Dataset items
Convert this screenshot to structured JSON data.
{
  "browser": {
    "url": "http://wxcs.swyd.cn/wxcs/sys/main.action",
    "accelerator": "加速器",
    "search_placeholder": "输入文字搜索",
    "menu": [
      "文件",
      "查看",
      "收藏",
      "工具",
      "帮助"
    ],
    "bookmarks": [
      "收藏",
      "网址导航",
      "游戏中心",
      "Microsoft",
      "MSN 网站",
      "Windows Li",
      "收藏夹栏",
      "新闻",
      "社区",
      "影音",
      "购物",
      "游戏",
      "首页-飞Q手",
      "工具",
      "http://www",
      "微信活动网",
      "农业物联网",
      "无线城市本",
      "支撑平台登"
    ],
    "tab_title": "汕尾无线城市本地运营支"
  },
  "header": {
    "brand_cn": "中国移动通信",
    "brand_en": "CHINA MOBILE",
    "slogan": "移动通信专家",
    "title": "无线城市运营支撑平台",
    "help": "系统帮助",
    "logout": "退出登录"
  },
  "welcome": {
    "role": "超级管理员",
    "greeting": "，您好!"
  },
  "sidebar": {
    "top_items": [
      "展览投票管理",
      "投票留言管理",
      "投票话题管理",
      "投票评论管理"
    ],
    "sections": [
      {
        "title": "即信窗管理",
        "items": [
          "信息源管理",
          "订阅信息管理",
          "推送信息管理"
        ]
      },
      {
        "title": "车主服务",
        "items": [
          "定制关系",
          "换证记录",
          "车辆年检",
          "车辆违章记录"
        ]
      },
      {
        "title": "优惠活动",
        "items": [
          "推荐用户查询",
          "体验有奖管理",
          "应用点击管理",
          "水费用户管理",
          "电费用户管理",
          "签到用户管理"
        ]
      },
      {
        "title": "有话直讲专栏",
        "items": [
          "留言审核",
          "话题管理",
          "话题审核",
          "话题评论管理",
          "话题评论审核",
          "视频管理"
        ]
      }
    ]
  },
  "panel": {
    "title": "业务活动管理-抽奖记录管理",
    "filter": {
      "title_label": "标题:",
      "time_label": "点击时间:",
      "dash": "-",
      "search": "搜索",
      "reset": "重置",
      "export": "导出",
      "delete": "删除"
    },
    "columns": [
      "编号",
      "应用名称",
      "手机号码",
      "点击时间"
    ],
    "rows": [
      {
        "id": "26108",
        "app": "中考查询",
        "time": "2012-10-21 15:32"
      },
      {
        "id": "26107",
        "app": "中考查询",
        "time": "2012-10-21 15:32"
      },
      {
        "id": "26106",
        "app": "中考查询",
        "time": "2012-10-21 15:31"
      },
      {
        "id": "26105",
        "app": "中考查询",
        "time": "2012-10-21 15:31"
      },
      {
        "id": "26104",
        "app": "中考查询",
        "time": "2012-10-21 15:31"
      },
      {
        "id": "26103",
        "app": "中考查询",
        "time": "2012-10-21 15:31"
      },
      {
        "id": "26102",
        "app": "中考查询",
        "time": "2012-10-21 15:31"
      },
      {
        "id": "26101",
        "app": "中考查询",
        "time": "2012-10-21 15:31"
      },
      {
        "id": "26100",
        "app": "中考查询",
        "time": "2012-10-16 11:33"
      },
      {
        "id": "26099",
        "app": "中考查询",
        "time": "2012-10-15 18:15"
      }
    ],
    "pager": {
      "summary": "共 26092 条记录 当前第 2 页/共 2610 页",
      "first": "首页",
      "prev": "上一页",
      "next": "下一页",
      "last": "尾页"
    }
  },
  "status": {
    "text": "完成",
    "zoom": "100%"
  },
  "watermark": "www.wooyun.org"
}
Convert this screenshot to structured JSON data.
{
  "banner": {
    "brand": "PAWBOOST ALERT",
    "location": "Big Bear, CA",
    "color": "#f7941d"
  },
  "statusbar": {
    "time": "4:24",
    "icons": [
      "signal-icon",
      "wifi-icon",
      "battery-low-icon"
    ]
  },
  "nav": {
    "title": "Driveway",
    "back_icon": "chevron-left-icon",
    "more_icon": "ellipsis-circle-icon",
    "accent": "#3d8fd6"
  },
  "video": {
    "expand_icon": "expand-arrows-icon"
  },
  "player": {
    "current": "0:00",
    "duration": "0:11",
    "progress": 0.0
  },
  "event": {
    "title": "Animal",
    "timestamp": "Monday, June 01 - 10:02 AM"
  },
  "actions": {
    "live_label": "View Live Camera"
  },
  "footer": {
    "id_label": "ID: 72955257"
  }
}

§ **Directions**: Using the data above, output each line exactly.

§ **Output for this task**:
Convert this screenshot to structured JSON data.
{
  "browser": {
    "url": "http://wxcs.swyd.cn/wxcs/sys/main.action",
    "accelerator": "加速器",
    "search_placeholder": "输入文字搜索",
    "menu": [
      "文件",
      "查看",
      "收藏",
      "工具",
      "帮助"
    ],
    "bookmarks": [
      "收藏",
      "网址导航",
      "游戏中心",
      "Microsoft",
      "MSN 网站",
      "Windows Li",
      "收藏夹栏",
      "新闻",
      "社区",
      "影音",
      "购物",
      "游戏",
      "首页-飞Q手",
      "工具",
      "http://www",
      "微信活动网",
      "农业物联网",
      "无线城市本",
      "支撑平台登"
    ],
    "tab_title": "汕尾无线城市本地运营支"
  },
  "header": {
    "brand_cn": "中国移动通信",
    "brand_en": "CHINA MOBILE",
    "slogan": "移动通信专家",
    "title": "无线城市运营支撑平台",
    "help": "系统帮助",
    "logout": "退出登录"
  },
  "welcome": {
    "role": "超级管理员",
    "greeting": "，您好!"
  },
  "sidebar": {
    "top_items": [
      "展览投票管理",
      "投票留言管理",
      "投票话题管理",
      "投票评论管理"
    ],
    "sections": [
      {
        "title": "即信窗管理",
        "items": [
          "信息源管理",
          "订阅信息管理",
          "推送信息管理"
        ]
      },
      {
        "title": "车主服务",
        "items": [
          "定制关系",
          "换证记录",
          "车辆年检",
          "车辆违章记录"
        ]
      },
      {
        "title": "优惠活动",
        "items": [
          "推荐用户查询",
          "体验有奖管理",
          "应用点击管理",
          "水费用户管理",
          "电费用户管理",
          "签到用户管理"
        ]
      },
      {
        "title": "有话直讲专栏",
        "items": [
          "留言审核",
          "话题管理",
          "话题审核",
          "话题评论管理",
          "话题评论审核",
          "视频管理"
        ]
      }
    ]
  },
  "panel": {
    "title": "业务活动管理-抽奖记录管理",
    "filter": {
      "title_label": "标题:",
      "time_label": "点击时间:",
      "dash": "-",
      "search": "搜索",
      "reset": "重置",
      "export": "导出",
      "delete": "删除"
    },
    "columns": [
      "编号",
      "应用名称",
      "手机号码",
      "点击时间"
    ],
    "rows": [
      {
        "id": "26108",
        "app": "中考查询",
        "time": "2012-10-21 15:32"
      },
      {
        "id": "26107",
        "app": "中考查询",
        "time": "2012-10-21 15:32"
      },
      {
        "id": "26106",
        "app": "中考查询",
        "time": "2012-10-21 15:31"
      },
      {
        "id": "26105",
        "app": "中考查询",
        "time": "2012-10-21 15:31"
      },
      {
        "id": "26104",
        "app": "中考查询",
        "time": "2012-10-21 15:31"
      },
      {
        "id": "26103",
        "app": "中考查询",
        "time": "2012-10-21 15:31"
      },
      {
        "id": "26102",
        "app": "中考查询",
        "time": "2012-10-21 15:31"
      },
      {
        "id": "26101",
        "app": "中考查询",
        "time": "2012-10-21 15:31"
      },
      {
        "id": "26100",
        "app": "中考查询",
        "time": "2012-10-16 11:33"
      },
      {
        "id": "26099",
        "app": "中考查询",
        "time": "2012-10-15 18:15"
      }
    ],
    "pager": {
      "summary": "共 26092 条记录 当前第 2 页/共 2610 页",
      "first": "首页",
      "prev": "上一页",
      "next": "下一页",
      "last": "尾页"
    }
  },
  "status": {
    "text": "完成",
    "zoom": "100%"
  },
  "watermark": "www.wooyun.org"
}
Convert this screenshot to structured JSON data.
{
  "banner": {
    "brand": "PAWBOOST ALERT",
    "location": "Big Bear, CA",
    "color": "#f7941d"
  },
  "statusbar": {
    "time": "4:24",
    "icons": [
      "signal-icon",
      "wifi-icon",
      "battery-low-icon"
    ]
  },
  "nav": {
    "title": "Driveway",
    "back_icon": "chevron-left-icon",
    "more_icon": "ellipsis-circle-icon",
    "accent": "#3d8fd6"
  },
  "video": {
    "expand_icon": "expand-arrows-icon"
  },
  "player": {
    "current": "0:00",
    "duration": "0:11",
    "progress": 0.0
  },
  "event": {
    "title": "Animal",
    "timestamp": "Monday, June 01 - 10:02 AM"
  },
  "actions": {
    "live_label": "View Live Camera"
  },
  "footer": {
    "id_label": "ID: 72955257"
  }
}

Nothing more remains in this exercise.